Dataset items
⁂
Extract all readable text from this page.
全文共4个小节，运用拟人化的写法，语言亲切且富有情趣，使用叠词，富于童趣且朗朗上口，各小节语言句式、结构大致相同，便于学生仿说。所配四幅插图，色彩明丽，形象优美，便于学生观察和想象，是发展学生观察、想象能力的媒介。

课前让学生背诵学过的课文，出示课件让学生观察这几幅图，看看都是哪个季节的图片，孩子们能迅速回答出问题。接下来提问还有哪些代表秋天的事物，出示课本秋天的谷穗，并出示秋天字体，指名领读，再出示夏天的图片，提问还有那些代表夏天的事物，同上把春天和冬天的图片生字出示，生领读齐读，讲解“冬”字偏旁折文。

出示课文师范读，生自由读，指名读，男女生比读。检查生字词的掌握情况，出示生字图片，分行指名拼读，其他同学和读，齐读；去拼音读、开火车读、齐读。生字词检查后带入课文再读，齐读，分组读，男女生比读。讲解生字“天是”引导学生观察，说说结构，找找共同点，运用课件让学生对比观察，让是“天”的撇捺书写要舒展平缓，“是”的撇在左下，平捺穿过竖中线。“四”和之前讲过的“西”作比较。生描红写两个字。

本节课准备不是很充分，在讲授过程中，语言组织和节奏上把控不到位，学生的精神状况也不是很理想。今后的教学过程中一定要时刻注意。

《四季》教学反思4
⁂
- _WRITTEN REQUEST_
Make an exact copy of every entry.

- _OUTPUT OF THE TASK_
Extract all readable text from this page.
全文共4个小节，运用拟人化的写法，语言亲切且富有情趣，使用叠词，富于童趣且朗朗上口，各小节语言句式、结构大致相同，便于学生仿说。所配四幅插图，色彩明丽，形象优美，便于学生观察和想象，是发展学生观察、想象能力的媒介。

课前让学生背诵学过的课文，出示课件让学生观察这几幅图，看看都是哪个季节的图片，孩子们能迅速回答出问题。接下来提问还有哪些代表秋天的事物，出示课本秋天的谷穗，并出示秋天字体，指名领读，再出示夏天的图片，提问还有那些代表夏天的事物，同上把春天和冬天的图片生字出示，生领读齐读，讲解“冬”字偏旁折文。

出示课文师范读，生自由读，指名读，男女生比读。检查生字词的掌握情况，出示生字图片，分行指名拼读，其他同学和读，齐读；去拼音读、开火车读、齐读。生字词检查后带入课文再读，齐读，分组读，男女生比读。讲解生字“天是”引导学生观察，说说结构，找找共同点，运用课件让学生对比观察，让是“天”的撇捺书写要舒展平缓，“是”的撇在左下，平捺穿过竖中线。“四”和之前讲过的“西”作比较。生描红写两个字。

本节课准备不是很充分，在讲授过程中，语言组织和节奏上把控不到位，学生的精神状况也不是很理想。今后的教学过程中一定要时刻注意。

《四季》教学反思4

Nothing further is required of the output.